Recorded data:
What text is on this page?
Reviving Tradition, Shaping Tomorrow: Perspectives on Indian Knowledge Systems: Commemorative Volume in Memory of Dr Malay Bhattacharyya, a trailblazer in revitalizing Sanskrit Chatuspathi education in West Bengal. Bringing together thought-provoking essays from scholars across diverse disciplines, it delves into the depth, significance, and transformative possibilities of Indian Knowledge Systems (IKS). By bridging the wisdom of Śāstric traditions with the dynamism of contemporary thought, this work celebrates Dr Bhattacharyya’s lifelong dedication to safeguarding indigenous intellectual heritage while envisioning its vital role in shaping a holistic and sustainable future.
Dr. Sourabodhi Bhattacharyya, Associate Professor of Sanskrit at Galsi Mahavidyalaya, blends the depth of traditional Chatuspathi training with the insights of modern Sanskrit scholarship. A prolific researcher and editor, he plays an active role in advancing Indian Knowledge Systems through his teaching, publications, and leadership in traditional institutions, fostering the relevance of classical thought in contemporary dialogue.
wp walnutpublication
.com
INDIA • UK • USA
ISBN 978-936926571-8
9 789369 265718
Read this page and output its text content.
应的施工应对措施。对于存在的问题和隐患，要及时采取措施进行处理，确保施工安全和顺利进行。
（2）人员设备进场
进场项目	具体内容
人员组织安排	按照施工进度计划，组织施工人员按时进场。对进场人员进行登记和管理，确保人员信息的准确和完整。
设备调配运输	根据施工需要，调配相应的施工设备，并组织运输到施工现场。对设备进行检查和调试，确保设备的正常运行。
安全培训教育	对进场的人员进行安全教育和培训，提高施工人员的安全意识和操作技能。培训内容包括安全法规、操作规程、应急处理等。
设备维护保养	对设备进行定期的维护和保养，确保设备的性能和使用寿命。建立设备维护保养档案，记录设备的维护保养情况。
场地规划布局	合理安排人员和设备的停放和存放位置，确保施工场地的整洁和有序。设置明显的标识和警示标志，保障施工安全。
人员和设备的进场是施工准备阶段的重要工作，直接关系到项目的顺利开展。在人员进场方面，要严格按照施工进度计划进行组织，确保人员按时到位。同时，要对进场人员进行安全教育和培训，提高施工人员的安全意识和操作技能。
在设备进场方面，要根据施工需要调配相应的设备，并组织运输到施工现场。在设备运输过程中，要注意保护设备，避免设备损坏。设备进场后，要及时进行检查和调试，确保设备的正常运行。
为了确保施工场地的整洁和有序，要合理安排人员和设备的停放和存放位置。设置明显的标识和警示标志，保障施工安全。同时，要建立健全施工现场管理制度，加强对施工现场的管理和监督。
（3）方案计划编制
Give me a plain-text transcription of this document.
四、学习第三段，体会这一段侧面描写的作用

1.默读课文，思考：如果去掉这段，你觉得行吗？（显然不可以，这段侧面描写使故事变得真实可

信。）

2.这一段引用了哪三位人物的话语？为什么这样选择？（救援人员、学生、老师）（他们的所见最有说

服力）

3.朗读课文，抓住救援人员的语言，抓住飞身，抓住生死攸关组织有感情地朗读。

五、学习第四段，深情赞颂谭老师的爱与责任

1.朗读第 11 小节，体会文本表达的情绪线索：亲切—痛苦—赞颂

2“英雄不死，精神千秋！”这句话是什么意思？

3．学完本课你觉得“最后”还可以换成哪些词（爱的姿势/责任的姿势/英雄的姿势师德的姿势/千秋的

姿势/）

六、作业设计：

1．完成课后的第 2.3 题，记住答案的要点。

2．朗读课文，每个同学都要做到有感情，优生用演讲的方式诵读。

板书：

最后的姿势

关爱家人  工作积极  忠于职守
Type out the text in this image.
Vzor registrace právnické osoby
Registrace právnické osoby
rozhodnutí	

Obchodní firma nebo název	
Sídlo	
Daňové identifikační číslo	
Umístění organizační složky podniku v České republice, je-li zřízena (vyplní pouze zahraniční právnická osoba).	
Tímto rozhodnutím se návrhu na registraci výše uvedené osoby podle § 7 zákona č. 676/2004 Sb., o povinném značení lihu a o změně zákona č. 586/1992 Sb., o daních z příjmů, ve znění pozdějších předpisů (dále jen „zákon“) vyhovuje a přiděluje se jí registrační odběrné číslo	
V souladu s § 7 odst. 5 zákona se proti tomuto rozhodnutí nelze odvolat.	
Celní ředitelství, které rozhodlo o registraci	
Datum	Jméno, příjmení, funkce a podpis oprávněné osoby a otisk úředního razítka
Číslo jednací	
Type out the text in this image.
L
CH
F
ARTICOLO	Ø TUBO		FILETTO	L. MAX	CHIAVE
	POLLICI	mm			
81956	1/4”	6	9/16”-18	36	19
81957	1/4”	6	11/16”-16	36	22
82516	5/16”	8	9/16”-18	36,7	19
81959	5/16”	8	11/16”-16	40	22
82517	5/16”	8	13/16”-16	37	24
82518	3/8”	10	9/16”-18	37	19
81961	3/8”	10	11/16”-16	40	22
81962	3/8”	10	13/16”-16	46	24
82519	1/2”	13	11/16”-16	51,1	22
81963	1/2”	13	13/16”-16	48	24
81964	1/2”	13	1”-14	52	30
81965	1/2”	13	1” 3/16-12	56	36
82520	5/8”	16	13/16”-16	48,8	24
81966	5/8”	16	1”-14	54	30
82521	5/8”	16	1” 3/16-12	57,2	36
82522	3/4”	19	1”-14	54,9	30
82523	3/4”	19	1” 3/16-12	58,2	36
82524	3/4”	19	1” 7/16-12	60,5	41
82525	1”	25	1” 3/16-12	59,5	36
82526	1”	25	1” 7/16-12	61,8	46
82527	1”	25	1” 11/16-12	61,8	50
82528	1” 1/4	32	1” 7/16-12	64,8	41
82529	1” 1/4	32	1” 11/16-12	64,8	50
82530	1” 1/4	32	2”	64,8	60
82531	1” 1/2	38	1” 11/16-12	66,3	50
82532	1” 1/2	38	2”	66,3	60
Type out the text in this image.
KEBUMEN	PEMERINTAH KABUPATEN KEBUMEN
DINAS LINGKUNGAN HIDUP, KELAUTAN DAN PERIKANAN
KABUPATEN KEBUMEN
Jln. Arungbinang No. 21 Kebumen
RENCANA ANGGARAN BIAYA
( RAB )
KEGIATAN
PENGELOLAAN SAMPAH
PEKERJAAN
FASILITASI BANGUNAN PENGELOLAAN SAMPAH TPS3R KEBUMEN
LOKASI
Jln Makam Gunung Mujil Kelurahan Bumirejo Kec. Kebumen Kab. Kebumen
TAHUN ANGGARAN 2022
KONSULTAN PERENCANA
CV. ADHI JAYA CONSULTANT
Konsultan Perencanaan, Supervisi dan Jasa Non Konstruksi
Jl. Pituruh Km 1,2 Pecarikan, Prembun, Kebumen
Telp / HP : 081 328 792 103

(OBJECTIVE): Return only the number of lines in the preceding records that contain the string "Indian".

(REPLY): 2